▶ [Goal]: Output the records exactly as they appear, with no pictures included.

▶ [Records for this exercise]:
-- begin --
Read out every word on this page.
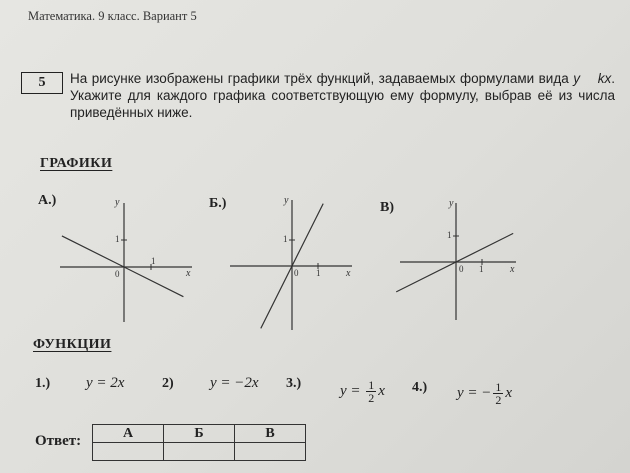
Математика. 9 класс. Вариант 5
5	На рисунке изображены графики трёх функций, задаваемых формулами вида y kx. Укажите для каждого графика соответствующую ему формулу, выбрав её из числа приведённых ниже.
ГРАФИКИ
А.)	Б.)	В)
x
y
1
1
0	x
y
1
1
0	x
y
1
1
0
ФУНКЦИИ
1.) y = 2x	2) y = −2x 3.)	$y = \frac{1}{2}$ x 4.) y = − $\frac{1}{2}$ x
Ответ:	А	Б	В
-- end --
▶ [Task response]:
Read out every word on this page.
Математика. 9 класс. Вариант 5
5	На рисунке изображены графики трёх функций, задаваемых формулами вида y kx. Укажите для каждого графика соответствующую ему формулу, выбрав её из числа приведённых ниже.
ГРАФИКИ
А.)	Б.)	В)
x
y
1
1
0	x
y
1
1
0	x
y
1
1
0
ФУНКЦИИ
1.) y = 2x	2) y = −2x 3.)	$y = \frac{1}{2}$ x 4.) y = − $\frac{1}{2}$ x
Ответ:	А	Б	В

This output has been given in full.